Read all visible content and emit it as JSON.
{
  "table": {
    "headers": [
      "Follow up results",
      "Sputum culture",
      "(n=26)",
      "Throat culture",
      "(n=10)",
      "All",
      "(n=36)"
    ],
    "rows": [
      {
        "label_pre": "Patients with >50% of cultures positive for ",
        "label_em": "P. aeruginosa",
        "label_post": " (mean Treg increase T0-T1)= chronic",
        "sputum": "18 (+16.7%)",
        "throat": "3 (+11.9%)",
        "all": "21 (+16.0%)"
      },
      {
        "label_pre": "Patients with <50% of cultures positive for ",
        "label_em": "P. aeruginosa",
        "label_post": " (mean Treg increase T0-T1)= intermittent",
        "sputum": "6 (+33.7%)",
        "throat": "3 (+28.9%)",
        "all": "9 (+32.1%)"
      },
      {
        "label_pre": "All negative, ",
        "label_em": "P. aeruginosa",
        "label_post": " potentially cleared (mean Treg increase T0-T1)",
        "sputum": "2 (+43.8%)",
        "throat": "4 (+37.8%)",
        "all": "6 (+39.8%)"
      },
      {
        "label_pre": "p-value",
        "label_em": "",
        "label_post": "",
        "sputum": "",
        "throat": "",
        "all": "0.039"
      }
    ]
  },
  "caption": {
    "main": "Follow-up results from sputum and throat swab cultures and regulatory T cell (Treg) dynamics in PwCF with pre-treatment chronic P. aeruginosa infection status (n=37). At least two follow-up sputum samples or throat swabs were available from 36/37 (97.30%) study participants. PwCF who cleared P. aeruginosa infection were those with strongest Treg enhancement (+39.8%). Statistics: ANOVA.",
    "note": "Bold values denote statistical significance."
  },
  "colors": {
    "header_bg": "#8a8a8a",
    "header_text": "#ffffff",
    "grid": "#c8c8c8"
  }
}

######

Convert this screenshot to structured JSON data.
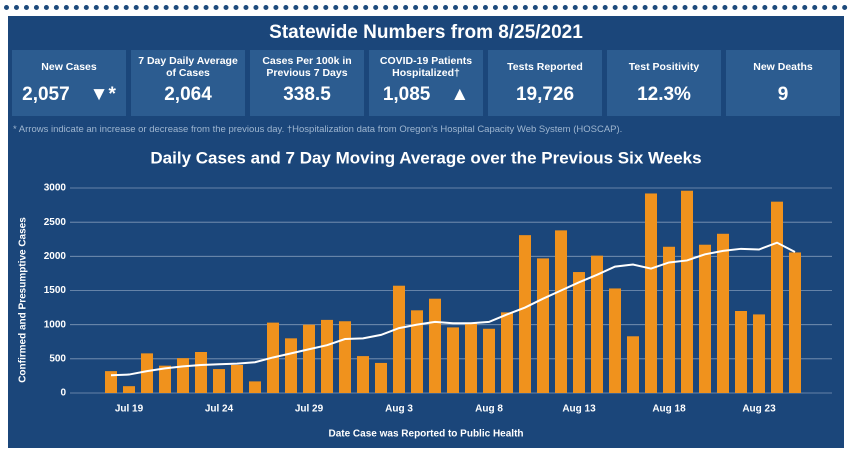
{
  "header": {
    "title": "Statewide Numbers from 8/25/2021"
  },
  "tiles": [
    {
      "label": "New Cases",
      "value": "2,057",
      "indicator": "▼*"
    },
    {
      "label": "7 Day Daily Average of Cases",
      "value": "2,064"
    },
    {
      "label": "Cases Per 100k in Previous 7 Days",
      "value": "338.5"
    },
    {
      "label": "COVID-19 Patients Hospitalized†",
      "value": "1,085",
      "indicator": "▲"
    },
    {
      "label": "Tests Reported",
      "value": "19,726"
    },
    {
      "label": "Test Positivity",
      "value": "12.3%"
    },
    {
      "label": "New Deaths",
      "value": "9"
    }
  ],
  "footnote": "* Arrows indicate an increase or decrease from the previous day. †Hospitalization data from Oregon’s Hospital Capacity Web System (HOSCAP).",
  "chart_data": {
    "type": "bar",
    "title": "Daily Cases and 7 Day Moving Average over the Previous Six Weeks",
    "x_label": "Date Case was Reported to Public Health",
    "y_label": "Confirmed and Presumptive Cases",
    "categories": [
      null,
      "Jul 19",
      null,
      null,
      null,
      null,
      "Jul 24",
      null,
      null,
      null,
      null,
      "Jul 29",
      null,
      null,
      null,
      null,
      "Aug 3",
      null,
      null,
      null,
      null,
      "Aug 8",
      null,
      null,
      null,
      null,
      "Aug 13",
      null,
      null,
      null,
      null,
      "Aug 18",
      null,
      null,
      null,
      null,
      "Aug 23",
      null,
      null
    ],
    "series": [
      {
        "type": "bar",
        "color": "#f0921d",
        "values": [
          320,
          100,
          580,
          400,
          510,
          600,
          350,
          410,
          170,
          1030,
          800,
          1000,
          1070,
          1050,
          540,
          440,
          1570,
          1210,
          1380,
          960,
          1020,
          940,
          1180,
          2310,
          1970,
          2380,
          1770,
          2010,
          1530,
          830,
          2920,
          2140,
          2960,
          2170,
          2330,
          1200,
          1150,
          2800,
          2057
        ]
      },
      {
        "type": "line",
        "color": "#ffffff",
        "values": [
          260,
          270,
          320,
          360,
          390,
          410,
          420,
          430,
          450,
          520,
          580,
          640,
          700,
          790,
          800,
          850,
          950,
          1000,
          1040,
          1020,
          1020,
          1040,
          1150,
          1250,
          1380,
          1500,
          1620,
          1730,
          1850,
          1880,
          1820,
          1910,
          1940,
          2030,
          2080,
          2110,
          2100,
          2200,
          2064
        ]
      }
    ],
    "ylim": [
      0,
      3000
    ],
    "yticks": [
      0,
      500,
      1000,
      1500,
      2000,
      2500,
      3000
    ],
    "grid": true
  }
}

######

> _AIM OF THE EXERCISE_:
What is needed is one number: how many lines of the records above contain the word "increase".

> _REPLY_:
4